### GIVEN INSTRUCTION
Leave out the pictures and repeat the data exactly.

A run of records:
______________________________

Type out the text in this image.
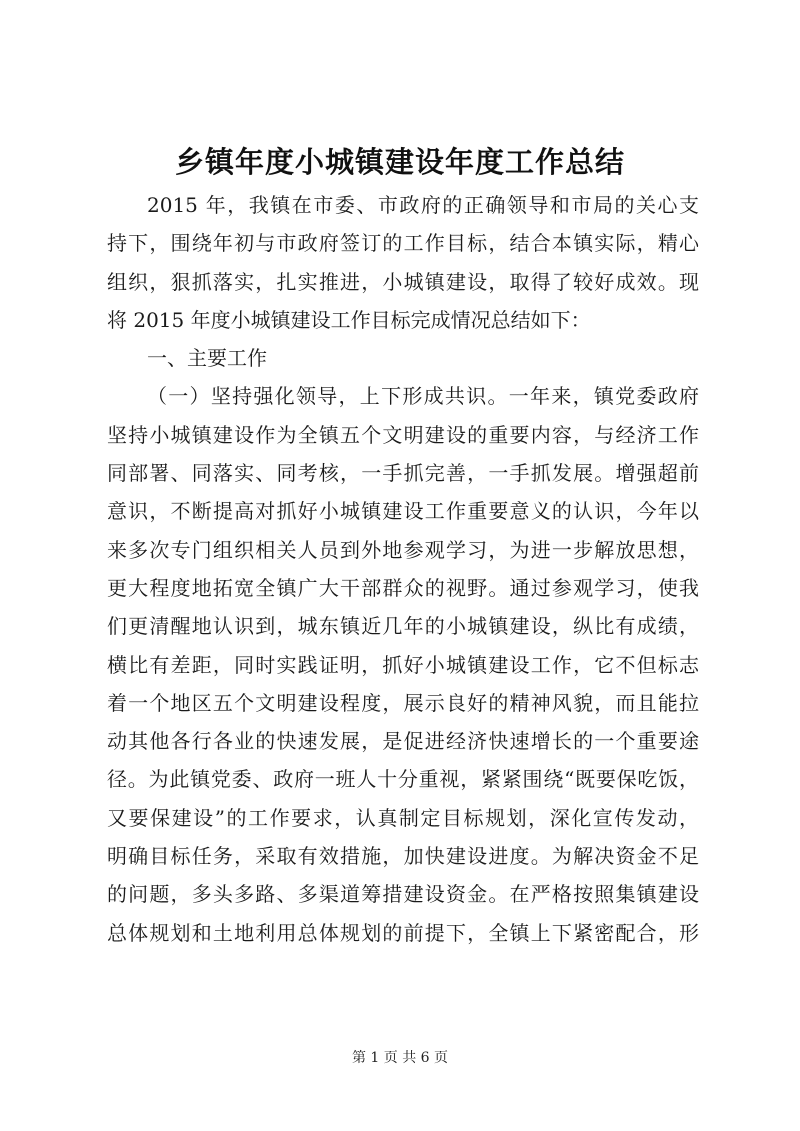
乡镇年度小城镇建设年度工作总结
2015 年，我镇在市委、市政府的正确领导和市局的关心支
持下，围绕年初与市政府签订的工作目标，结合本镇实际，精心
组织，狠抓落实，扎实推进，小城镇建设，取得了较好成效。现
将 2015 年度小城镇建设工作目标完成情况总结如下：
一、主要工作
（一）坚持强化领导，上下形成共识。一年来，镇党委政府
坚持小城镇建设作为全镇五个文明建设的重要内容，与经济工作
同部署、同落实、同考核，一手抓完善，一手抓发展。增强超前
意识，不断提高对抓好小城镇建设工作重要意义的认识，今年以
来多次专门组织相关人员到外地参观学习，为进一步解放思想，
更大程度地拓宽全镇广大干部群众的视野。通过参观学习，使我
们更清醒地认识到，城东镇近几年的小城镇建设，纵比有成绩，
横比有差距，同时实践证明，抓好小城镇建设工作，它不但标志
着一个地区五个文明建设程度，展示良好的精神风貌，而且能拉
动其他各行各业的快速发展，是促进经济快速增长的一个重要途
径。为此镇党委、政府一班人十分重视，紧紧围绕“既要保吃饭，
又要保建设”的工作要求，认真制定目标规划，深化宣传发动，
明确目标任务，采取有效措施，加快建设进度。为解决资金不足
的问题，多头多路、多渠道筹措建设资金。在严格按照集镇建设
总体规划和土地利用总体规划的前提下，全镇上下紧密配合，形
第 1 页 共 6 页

______________________________

### SOLUTION BELOW
Type out the text in this image.
乡镇年度小城镇建设年度工作总结
2015 年，我镇在市委、市政府的正确领导和市局的关心支
持下，围绕年初与市政府签订的工作目标，结合本镇实际，精心
组织，狠抓落实，扎实推进，小城镇建设，取得了较好成效。现
将 2015 年度小城镇建设工作目标完成情况总结如下：
一、主要工作
（一）坚持强化领导，上下形成共识。一年来，镇党委政府
坚持小城镇建设作为全镇五个文明建设的重要内容，与经济工作
同部署、同落实、同考核，一手抓完善，一手抓发展。增强超前
意识，不断提高对抓好小城镇建设工作重要意义的认识，今年以
来多次专门组织相关人员到外地参观学习，为进一步解放思想，
更大程度地拓宽全镇广大干部群众的视野。通过参观学习，使我
们更清醒地认识到，城东镇近几年的小城镇建设，纵比有成绩，
横比有差距，同时实践证明，抓好小城镇建设工作，它不但标志
着一个地区五个文明建设程度，展示良好的精神风貌，而且能拉
动其他各行各业的快速发展，是促进经济快速增长的一个重要途
径。为此镇党委、政府一班人十分重视，紧紧围绕“既要保吃饭，
又要保建设”的工作要求，认真制定目标规划，深化宣传发动，
明确目标任务，采取有效措施，加快建设进度。为解决资金不足
的问题，多头多路、多渠道筹措建设资金。在严格按照集镇建设
总体规划和土地利用总体规划的前提下，全镇上下紧密配合，形
第 1 页 共 6 页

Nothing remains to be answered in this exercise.